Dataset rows
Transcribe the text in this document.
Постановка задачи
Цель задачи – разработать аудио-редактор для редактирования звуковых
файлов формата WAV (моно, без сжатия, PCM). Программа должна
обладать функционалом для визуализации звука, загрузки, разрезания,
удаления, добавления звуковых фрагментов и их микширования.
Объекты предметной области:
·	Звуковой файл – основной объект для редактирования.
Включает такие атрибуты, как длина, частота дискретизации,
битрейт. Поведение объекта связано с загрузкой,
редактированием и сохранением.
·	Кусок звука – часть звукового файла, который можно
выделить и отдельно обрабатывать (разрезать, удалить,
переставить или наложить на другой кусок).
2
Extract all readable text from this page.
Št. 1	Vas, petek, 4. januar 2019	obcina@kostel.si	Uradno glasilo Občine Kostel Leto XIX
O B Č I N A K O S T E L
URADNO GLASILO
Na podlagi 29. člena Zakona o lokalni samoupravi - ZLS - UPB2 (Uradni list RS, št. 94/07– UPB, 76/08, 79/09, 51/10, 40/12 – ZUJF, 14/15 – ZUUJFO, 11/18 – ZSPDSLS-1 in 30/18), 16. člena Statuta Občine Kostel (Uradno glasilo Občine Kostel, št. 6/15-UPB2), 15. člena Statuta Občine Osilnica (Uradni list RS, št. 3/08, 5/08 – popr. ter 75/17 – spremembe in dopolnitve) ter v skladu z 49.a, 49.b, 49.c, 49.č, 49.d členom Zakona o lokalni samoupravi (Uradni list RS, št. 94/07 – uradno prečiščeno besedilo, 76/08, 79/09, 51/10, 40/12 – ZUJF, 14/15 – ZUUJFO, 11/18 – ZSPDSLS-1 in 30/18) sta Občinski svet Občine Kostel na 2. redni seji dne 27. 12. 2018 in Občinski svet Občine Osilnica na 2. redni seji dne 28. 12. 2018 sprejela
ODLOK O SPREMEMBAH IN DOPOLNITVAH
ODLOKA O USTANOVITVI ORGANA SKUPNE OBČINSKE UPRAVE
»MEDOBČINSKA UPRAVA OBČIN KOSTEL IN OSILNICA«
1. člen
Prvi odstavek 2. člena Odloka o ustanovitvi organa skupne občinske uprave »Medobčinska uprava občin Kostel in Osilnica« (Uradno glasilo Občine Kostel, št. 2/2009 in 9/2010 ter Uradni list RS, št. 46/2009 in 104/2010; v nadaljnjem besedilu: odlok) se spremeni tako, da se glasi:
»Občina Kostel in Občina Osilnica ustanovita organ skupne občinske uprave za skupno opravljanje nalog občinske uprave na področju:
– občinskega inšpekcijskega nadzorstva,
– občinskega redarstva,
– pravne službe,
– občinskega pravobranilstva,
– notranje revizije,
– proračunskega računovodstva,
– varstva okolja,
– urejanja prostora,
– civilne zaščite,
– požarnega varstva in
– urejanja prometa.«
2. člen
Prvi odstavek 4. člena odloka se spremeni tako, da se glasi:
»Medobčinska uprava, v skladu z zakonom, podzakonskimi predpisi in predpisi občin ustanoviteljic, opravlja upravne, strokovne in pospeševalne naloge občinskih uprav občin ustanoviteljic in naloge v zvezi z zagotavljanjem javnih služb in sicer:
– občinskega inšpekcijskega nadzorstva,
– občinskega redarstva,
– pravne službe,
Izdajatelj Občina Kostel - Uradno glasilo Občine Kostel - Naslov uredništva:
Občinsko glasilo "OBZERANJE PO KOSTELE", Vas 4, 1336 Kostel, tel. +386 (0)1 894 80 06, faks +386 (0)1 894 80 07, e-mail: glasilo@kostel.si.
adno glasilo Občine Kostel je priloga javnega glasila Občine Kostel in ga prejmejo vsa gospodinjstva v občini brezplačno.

__EXERCISE DIRECTIONS__.
Report how many lines hold the string "звуковых", giving the number and nothing else.

__COMPLETED EXERCISE__.
2